#### Given request:
Make an exact copy of all the entries, with the pictures left out.

[Items from a figure collection]
::::

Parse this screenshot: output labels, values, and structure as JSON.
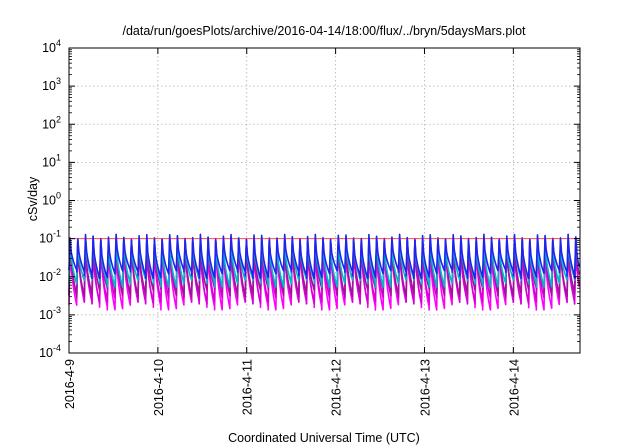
{
  "chart_data": {
    "type": "line",
    "title": "/data/run/goesPlots/archive/2016-04-14/18:00/flux/../bryn/5daysMars.plot",
    "xlabel": "Coordinated Universal Time (UTC)",
    "ylabel": "cSv/day",
    "yscale": "log",
    "ylim": [
      0.0001,
      10000
    ],
    "xlim": [
      "2016-04-09",
      "2016-04-14 18:00"
    ],
    "grid": true,
    "x_ticks": [
      {
        "value": "2016-04-09",
        "label": "2016-4-9"
      },
      {
        "value": "2016-04-10",
        "label": "2016-4-10"
      },
      {
        "value": "2016-04-11",
        "label": "2016-4-11"
      },
      {
        "value": "2016-04-12",
        "label": "2016-4-12"
      },
      {
        "value": "2016-04-13",
        "label": "2016-4-13"
      },
      {
        "value": "2016-04-14",
        "label": "2016-4-14"
      }
    ],
    "y_ticks": [
      {
        "value": 0.0001,
        "base": "10",
        "exp": "-4"
      },
      {
        "value": 0.001,
        "base": "10",
        "exp": "-3"
      },
      {
        "value": 0.01,
        "base": "10",
        "exp": "-2"
      },
      {
        "value": 0.1,
        "base": "10",
        "exp": "-1"
      },
      {
        "value": 1,
        "base": "10",
        "exp": "0"
      },
      {
        "value": 10,
        "base": "10",
        "exp": "1"
      },
      {
        "value": 100,
        "base": "10",
        "exp": "2"
      },
      {
        "value": 1000,
        "base": "10",
        "exp": "3"
      },
      {
        "value": 10000,
        "base": "10",
        "exp": "4"
      }
    ],
    "reference_line": {
      "value": 0.1,
      "color": "#ff4d4d"
    },
    "cycles_per_day": 11.6,
    "series_style": "sawtooth: sharp rise to peak then decay to trough, repeating",
    "series": [
      {
        "color": "#ff00ff",
        "peak": 0.08,
        "trough": 0.0018
      },
      {
        "color": "#d800d8",
        "peak": 0.085,
        "trough": 0.0026
      },
      {
        "color": "#a0149a",
        "peak": 0.09,
        "trough": 0.004
      },
      {
        "color": "#00b8c8",
        "peak": 0.095,
        "trough": 0.007
      },
      {
        "color": "#2222ee",
        "peak": 0.11,
        "trough": 0.012
      }
    ]
  }
}
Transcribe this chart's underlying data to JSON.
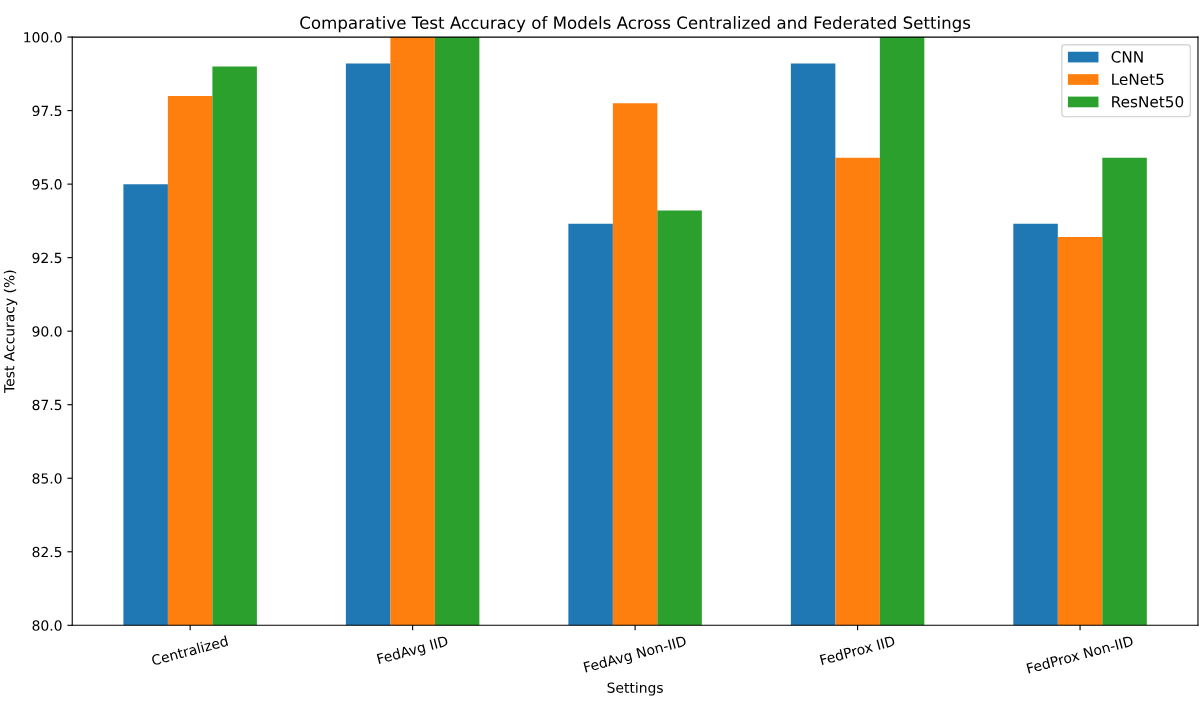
{
  "chart_data": {
    "type": "bar",
    "title": "Comparative Test Accuracy of Models Across Centralized and Federated Settings",
    "xlabel": "Settings",
    "ylabel": "Test Accuracy (%)",
    "categories": [
      "Centralized",
      "FedAvg IID",
      "FedAvg Non-IID",
      "FedProx IID",
      "FedProx Non-IID"
    ],
    "series": [
      {
        "name": "CNN",
        "color": "#1f77b4",
        "values": [
          95.0,
          99.1,
          93.65,
          99.1,
          93.65
        ]
      },
      {
        "name": "LeNet5",
        "color": "#ff7f0e",
        "values": [
          98.0,
          100.0,
          97.75,
          95.9,
          93.2
        ]
      },
      {
        "name": "ResNet50",
        "color": "#2ca02c",
        "values": [
          99.0,
          100.0,
          94.1,
          100.0,
          95.9
        ]
      }
    ],
    "ylim": [
      80,
      100
    ],
    "yticks": [
      {
        "value": 80,
        "label": "80.0"
      },
      {
        "value": 82.5,
        "label": "82.5"
      },
      {
        "value": 85,
        "label": "85.0"
      },
      {
        "value": 87.5,
        "label": "87.5"
      },
      {
        "value": 90,
        "label": "90.0"
      },
      {
        "value": 92.5,
        "label": "92.5"
      },
      {
        "value": 95,
        "label": "95.0"
      },
      {
        "value": 97.5,
        "label": "97.5"
      },
      {
        "value": 100,
        "label": "100.0"
      }
    ],
    "grid": false,
    "legend": "top right"
  }
}
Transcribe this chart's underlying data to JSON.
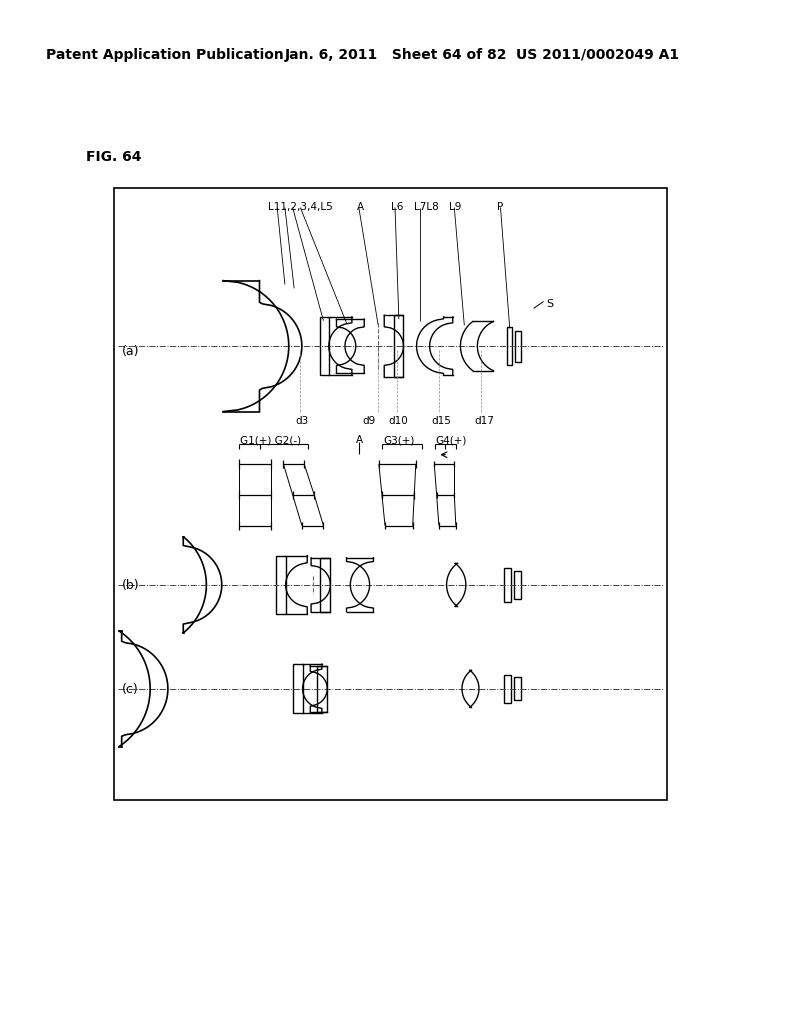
{
  "title_left": "Patent Application Publication",
  "title_center": "Jan. 6, 2011   Sheet 64 of 82",
  "title_right": "US 2011/0002049 A1",
  "fig_label": "FIG. 64",
  "bg_color": "#ffffff",
  "line_color": "#000000"
}
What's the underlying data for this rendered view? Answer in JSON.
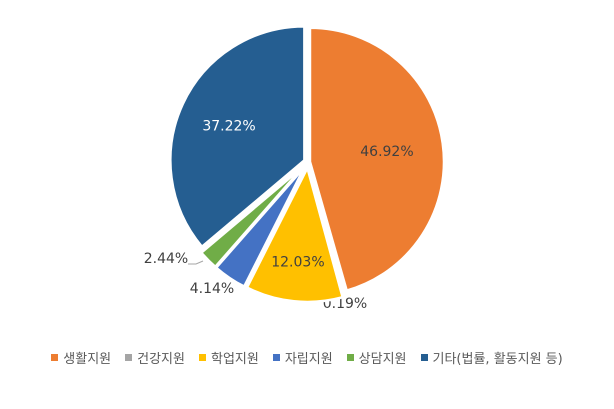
{
  "chart_data": {
    "type": "pie",
    "title": "",
    "slices": [
      {
        "name": "생활지원",
        "value": 46.92,
        "label": "46.92%",
        "color": "#ED7D31"
      },
      {
        "name": "건강지원",
        "value": 0.19,
        "label": "0.19%",
        "color": "#A5A5A5"
      },
      {
        "name": "학업지원",
        "value": 12.03,
        "label": "12.03%",
        "color": "#FFC000"
      },
      {
        "name": "자립지원",
        "value": 4.14,
        "label": "4.14%",
        "color": "#4472C4"
      },
      {
        "name": "상담지원",
        "value": 2.44,
        "label": "2.44%",
        "color": "#70AD47"
      },
      {
        "name": "기타(법률, 활동지원 등)",
        "value": 37.22,
        "label": "37.22%",
        "color": "#255E91"
      }
    ],
    "start_angle": "12 o'clock, clockwise",
    "legend_position": "bottom"
  }
}
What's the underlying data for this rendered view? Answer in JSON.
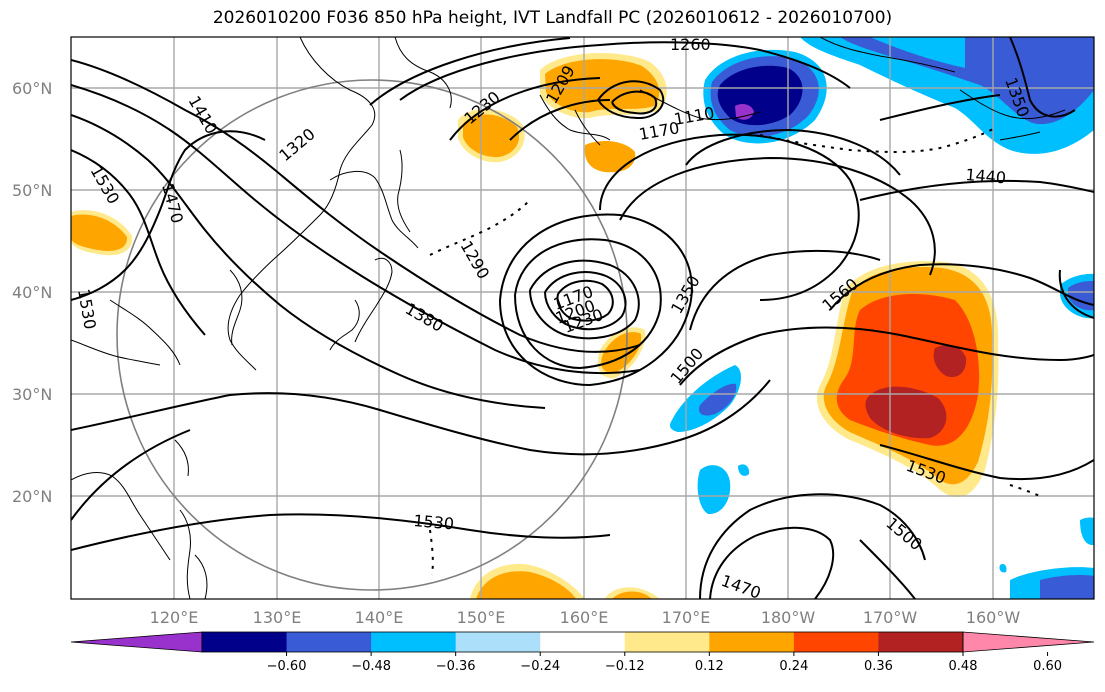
{
  "title": "2026010200 F036 850 hPa height, IVT Landfall PC (2026010612 - 2026010700)",
  "lat_labels": [
    "60°N",
    "50°N",
    "40°N",
    "30°N",
    "20°N"
  ],
  "lon_labels": [
    "120°E",
    "130°E",
    "140°E",
    "150°E",
    "160°E",
    "170°E",
    "180°W",
    "170°W",
    "160°W"
  ],
  "contour_labels": [
    "1260",
    "1230",
    "1209",
    "1110",
    "1170",
    "1320",
    "1410",
    "1530",
    "1470",
    "1530",
    "1290",
    "1380",
    "1170",
    "1200",
    "1230",
    "1350",
    "1500",
    "1560",
    "1440",
    "1350",
    "1530",
    "1530",
    "1500",
    "1470"
  ],
  "colorbar": {
    "colors": [
      "#9932cc",
      "#00008b",
      "#3a5bd6",
      "#00bfff",
      "#acdffa",
      "#ffffff",
      "#ffe98a",
      "#ffa500",
      "#ff4500",
      "#b22222",
      "#ff88aa"
    ],
    "tick_labels": [
      "−0.60",
      "−0.48",
      "−0.36",
      "−0.24",
      "−0.12",
      "0.12",
      "0.24",
      "0.36",
      "0.48",
      "0.60"
    ]
  }
}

::::

#### Solution to this problem:
Parse this screenshot: output labels, values, and structure as JSON.
{
  "chart_data": {
    "type": "line",
    "title": "/data/run/goesPlots/archive/2016-04-14/18:00/flux/../bryn/5daysMars.plot",
    "xlabel": "Coordinated Universal Time (UTC)",
    "ylabel": "cSv/day",
    "yscale": "log",
    "ylim": [
      0.0001,
      10000
    ],
    "xlim": [
      "2016-04-09",
      "2016-04-14 18:00"
    ],
    "grid": true,
    "x_ticks": [
      {
        "value": "2016-04-09",
        "label": "2016-4-9"
      },
      {
        "value": "2016-04-10",
        "label": "2016-4-10"
      },
      {
        "value": "2016-04-11",
        "label": "2016-4-11"
      },
      {
        "value": "2016-04-12",
        "label": "2016-4-12"
      },
      {
        "value": "2016-04-13",
        "label": "2016-4-13"
      },
      {
        "value": "2016-04-14",
        "label": "2016-4-14"
      }
    ],
    "y_ticks": [
      {
        "value": 0.0001,
        "base": "10",
        "exp": "-4"
      },
      {
        "value": 0.001,
        "base": "10",
        "exp": "-3"
      },
      {
        "value": 0.01,
        "base": "10",
        "exp": "-2"
      },
      {
        "value": 0.1,
        "base": "10",
        "exp": "-1"
      },
      {
        "value": 1,
        "base": "10",
        "exp": "0"
      },
      {
        "value": 10,
        "base": "10",
        "exp": "1"
      },
      {
        "value": 100,
        "base": "10",
        "exp": "2"
      },
      {
        "value": 1000,
        "base": "10",
        "exp": "3"
      },
      {
        "value": 10000,
        "base": "10",
        "exp": "4"
      }
    ],
    "reference_line": {
      "value": 0.1,
      "color": "#ff4d4d"
    },
    "cycles_per_day": 11.6,
    "series_style": "sawtooth: sharp rise to peak then decay to trough, repeating",
    "series": [
      {
        "color": "#ff00ff",
        "peak": 0.08,
        "trough": 0.0018
      },
      {
        "color": "#d800d8",
        "peak": 0.085,
        "trough": 0.0026
      },
      {
        "color": "#a0149a",
        "peak": 0.09,
        "trough": 0.004
      },
      {
        "color": "#00b8c8",
        "peak": 0.095,
        "trough": 0.007
      },
      {
        "color": "#2222ee",
        "peak": 0.11,
        "trough": 0.012
      }
    ]
  }
}
Transcribe this chart's underlying data to JSON.
{
  "chart_data": {
    "type": "bar",
    "title": "Comparative Test Accuracy of Models Across Centralized and Federated Settings",
    "xlabel": "Settings",
    "ylabel": "Test Accuracy (%)",
    "categories": [
      "Centralized",
      "FedAvg IID",
      "FedAvg Non-IID",
      "FedProx IID",
      "FedProx Non-IID"
    ],
    "series": [
      {
        "name": "CNN",
        "color": "#1f77b4",
        "values": [
          95.0,
          99.1,
          93.65,
          99.1,
          93.65
        ]
      },
      {
        "name": "LeNet5",
        "color": "#ff7f0e",
        "values": [
          98.0,
          100.0,
          97.75,
          95.9,
          93.2
        ]
      },
      {
        "name": "ResNet50",
        "color": "#2ca02c",
        "values": [
          99.0,
          100.0,
          94.1,
          100.0,
          95.9
        ]
      }
    ],
    "ylim": [
      80,
      100
    ],
    "yticks": [
      {
        "value": 80,
        "label": "80.0"
      },
      {
        "value": 82.5,
        "label": "82.5"
      },
      {
        "value": 85,
        "label": "85.0"
      },
      {
        "value": 87.5,
        "label": "87.5"
      },
      {
        "value": 90,
        "label": "90.0"
      },
      {
        "value": 92.5,
        "label": "92.5"
      },
      {
        "value": 95,
        "label": "95.0"
      },
      {
        "value": 97.5,
        "label": "97.5"
      },
      {
        "value": 100,
        "label": "100.0"
      }
    ],
    "grid": false,
    "legend": "top right"
  }
}
Transcribe this chart's underlying data to JSON.
{
  "title_left": "Patent Application Publication",
  "title_center": "Jan. 6, 2011   Sheet 64 of 82",
  "title_right": "US 2011/0002049 A1",
  "fig_label": "FIG. 64",
  "bg_color": "#ffffff",
  "line_color": "#000000"
}
What's the underlying data for this rendered view? Answer in JSON.
{
  "chart_data": {
    "type": "pie",
    "title": "",
    "slices": [
      {
        "name": "생활지원",
        "value": 46.92,
        "label": "46.92%",
        "color": "#ED7D31"
      },
      {
        "name": "건강지원",
        "value": 0.19,
        "label": "0.19%",
        "color": "#A5A5A5"
      },
      {
        "name": "학업지원",
        "value": 12.03,
        "label": "12.03%",
        "color": "#FFC000"
      },
      {
        "name": "자립지원",
        "value": 4.14,
        "label": "4.14%",
        "color": "#4472C4"
      },
      {
        "name": "상담지원",
        "value": 2.44,
        "label": "2.44%",
        "color": "#70AD47"
      },
      {
        "name": "기타(법률, 활동지원 등)",
        "value": 37.22,
        "label": "37.22%",
        "color": "#255E91"
      }
    ],
    "start_angle": "12 o'clock, clockwise",
    "legend_position": "bottom"
  }
}
What's the underlying data for this rendered view? Answer in JSON.
{
  "title": "2026010200 F036 850 hPa height, IVT Landfall PC (2026010612 - 2026010700)",
  "lat_labels": [
    "60°N",
    "50°N",
    "40°N",
    "30°N",
    "20°N"
  ],
  "lon_labels": [
    "120°E",
    "130°E",
    "140°E",
    "150°E",
    "160°E",
    "170°E",
    "180°W",
    "170°W",
    "160°W"
  ],
  "contour_labels": [
    "1260",
    "1230",
    "1209",
    "1110",
    "1170",
    "1320",
    "1410",
    "1530",
    "1470",
    "1530",
    "1290",
    "1380",
    "1170",
    "1200",
    "1230",
    "1350",
    "1500",
    "1560",
    "1440",
    "1350",
    "1530",
    "1530",
    "1500",
    "1470"
  ],
  "colorbar": {
    "colors": [
      "#9932cc",
      "#00008b",
      "#3a5bd6",
      "#00bfff",
      "#acdffa",
      "#ffffff",
      "#ffe98a",
      "#ffa500",
      "#ff4500",
      "#b22222",
      "#ff88aa"
    ],
    "tick_labels": [
      "−0.60",
      "−0.48",
      "−0.36",
      "−0.24",
      "−0.12",
      "0.12",
      "0.24",
      "0.36",
      "0.48",
      "0.60"
    ]
  }
}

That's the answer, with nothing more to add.